*Given task a*: Retype everything from the start of the rows down to the line containing "wpm-point xyxy=(1201,423,1207,430)", inclusive, with no changes.

=== Selected text ===

Voltage Rise From Embedded Generators

As far as your interconnect question goes try this paper...

http://ec.europa.eu/energy/renewables/studies/doc/wind_energy/2001_fp5_brochure_energy_env.pdf

For a lot more detail about Power Systems Analysis here's the classic...

http://www.amazon.com/Power-System-Analysis-John-Grainger/dp/0070612935

You wrote "I'm quite new to 3-phase electrical systems."

This means that you should not attempt this on your own. This is a problem that seasoned engineers haven completely solved yet. There are always difficulties when connecting a power source to the grid. Some are related to electrical stability, some are related to safety.

If your turbine is small < 100KW, you are not likely to affect the distribution system stability. This is one less problem to worry about. The safety depends on your local utility and electrical code. The basic principle is that you shouldn't keep the utility line live when they turn their breaker off for maintenance. If you do, you could injure their personnel doing maintenance on the network. Look for Islanding electrical network problem for more details.

Finally, to answer your question, you need I x Xl volts above the line voltage. Where Xl is the complex impedance of the utility feeder at the point of connection and I is the current you want to supply. This math is vectorial. You have to worry about real and reactive currents. Power factor and harmonics can also come to haunt you.

=== Information shown ===

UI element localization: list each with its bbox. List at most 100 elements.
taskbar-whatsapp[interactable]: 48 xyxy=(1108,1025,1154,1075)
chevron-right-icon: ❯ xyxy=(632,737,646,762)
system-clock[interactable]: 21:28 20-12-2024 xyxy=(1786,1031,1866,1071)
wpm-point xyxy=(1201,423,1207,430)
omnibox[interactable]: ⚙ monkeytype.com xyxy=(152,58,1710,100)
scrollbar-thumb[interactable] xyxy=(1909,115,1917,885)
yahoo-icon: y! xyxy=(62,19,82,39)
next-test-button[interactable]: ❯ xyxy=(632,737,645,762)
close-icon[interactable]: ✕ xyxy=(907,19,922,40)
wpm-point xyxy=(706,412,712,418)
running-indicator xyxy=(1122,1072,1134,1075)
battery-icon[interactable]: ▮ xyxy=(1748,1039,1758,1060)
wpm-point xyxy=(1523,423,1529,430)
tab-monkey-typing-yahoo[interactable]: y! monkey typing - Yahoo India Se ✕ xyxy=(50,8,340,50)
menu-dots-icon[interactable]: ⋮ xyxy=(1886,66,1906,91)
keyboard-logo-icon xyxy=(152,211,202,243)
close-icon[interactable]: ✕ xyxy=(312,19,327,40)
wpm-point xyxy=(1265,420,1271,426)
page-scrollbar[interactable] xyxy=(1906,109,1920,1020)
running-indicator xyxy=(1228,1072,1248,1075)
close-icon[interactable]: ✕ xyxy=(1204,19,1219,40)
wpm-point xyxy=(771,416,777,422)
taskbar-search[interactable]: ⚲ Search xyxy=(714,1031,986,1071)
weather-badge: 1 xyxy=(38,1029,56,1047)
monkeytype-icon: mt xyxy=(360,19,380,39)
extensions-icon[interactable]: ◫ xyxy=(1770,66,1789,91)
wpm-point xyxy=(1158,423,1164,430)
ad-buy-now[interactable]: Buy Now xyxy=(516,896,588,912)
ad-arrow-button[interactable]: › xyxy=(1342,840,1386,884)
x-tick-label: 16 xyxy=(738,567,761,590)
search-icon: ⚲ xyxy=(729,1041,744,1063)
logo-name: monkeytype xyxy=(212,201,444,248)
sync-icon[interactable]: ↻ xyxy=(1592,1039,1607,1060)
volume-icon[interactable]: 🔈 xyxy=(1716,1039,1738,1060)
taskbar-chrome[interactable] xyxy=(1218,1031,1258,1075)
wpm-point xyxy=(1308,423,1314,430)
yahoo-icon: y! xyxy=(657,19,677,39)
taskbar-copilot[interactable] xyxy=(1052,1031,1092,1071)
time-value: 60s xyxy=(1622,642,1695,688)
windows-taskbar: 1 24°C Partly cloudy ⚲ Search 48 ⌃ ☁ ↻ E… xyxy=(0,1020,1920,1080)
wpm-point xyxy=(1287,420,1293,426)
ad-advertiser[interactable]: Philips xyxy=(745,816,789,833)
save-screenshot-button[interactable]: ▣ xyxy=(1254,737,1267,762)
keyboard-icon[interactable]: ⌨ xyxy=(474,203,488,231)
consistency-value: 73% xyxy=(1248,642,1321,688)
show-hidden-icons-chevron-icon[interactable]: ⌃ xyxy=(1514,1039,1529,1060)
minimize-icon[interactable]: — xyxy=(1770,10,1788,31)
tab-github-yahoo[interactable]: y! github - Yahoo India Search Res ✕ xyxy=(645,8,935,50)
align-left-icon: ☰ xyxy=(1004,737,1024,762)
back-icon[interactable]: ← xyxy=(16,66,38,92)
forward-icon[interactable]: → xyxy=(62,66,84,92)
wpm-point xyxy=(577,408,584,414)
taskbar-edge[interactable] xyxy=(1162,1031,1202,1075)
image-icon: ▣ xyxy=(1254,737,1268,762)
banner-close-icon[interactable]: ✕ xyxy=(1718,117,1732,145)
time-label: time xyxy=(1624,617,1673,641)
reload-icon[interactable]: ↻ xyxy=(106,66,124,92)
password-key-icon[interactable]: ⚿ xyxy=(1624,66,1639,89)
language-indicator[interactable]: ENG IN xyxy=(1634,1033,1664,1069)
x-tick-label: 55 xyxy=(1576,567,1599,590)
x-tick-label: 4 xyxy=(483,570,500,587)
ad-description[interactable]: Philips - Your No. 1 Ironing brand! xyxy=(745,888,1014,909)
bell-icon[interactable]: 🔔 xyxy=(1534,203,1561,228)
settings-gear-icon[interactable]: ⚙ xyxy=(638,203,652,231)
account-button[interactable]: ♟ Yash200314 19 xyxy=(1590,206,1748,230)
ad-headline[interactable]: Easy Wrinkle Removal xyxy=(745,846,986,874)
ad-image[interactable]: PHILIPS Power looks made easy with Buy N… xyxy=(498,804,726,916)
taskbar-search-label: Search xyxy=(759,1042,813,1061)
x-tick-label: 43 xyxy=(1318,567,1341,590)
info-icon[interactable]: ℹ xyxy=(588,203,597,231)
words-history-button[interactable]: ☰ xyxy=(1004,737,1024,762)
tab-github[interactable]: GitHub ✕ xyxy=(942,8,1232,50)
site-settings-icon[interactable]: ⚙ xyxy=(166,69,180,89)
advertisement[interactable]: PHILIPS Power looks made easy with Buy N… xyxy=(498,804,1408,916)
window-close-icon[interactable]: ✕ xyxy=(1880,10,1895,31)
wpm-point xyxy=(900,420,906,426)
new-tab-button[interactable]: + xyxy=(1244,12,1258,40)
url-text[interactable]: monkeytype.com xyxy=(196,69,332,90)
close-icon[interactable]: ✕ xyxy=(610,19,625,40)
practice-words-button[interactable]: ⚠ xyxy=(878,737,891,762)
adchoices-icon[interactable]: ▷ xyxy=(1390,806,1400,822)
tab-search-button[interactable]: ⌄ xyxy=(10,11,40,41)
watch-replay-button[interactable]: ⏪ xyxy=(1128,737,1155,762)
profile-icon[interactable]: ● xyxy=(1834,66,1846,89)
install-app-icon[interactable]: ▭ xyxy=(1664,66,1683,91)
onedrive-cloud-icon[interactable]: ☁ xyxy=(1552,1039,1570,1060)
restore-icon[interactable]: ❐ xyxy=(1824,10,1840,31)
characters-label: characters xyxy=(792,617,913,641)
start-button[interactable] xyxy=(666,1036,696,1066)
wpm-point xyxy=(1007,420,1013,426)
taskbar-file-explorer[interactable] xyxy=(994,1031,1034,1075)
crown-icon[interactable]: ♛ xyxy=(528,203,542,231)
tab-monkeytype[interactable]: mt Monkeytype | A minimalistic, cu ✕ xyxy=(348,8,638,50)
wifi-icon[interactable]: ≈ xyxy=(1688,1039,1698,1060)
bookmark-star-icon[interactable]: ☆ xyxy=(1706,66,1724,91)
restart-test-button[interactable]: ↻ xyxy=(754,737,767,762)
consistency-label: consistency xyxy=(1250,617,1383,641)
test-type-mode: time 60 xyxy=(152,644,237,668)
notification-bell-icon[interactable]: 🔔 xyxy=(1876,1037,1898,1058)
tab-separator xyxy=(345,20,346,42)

===

*Given task b*: Echo everything in the thread on voltage rise from embedded generators from "This means that" down to "for more details.", inclusive, with no changes.

*Correct output a*:
UI element localization: list each with its bbox. List at most 100 elements.
taskbar-whatsapp[interactable]: 48 xyxy=(1108,1025,1154,1075)
chevron-right-icon: ❯ xyxy=(632,737,646,762)
system-clock[interactable]: 21:28 20-12-2024 xyxy=(1786,1031,1866,1071)
wpm-point xyxy=(1201,423,1207,430)

*Correct output b*:
This means that you should not attempt this on your own. This is a problem that seasoned engineers haven completely solved yet. There are always difficulties when connecting a power source to the grid. Some are related to electrical stability, some are related to safety.

If your turbine is small < 100KW, you are not likely to affect the distribution system stability. This is one less problem to worry about. The safety depends on your local utility and electrical code. The basic principle is that you shouldn't keep the utility line live when they turn their breaker off for maintenance. If you do, you could injure their personnel doing maintenance on the network. Look for Islanding electrical network problem for more details.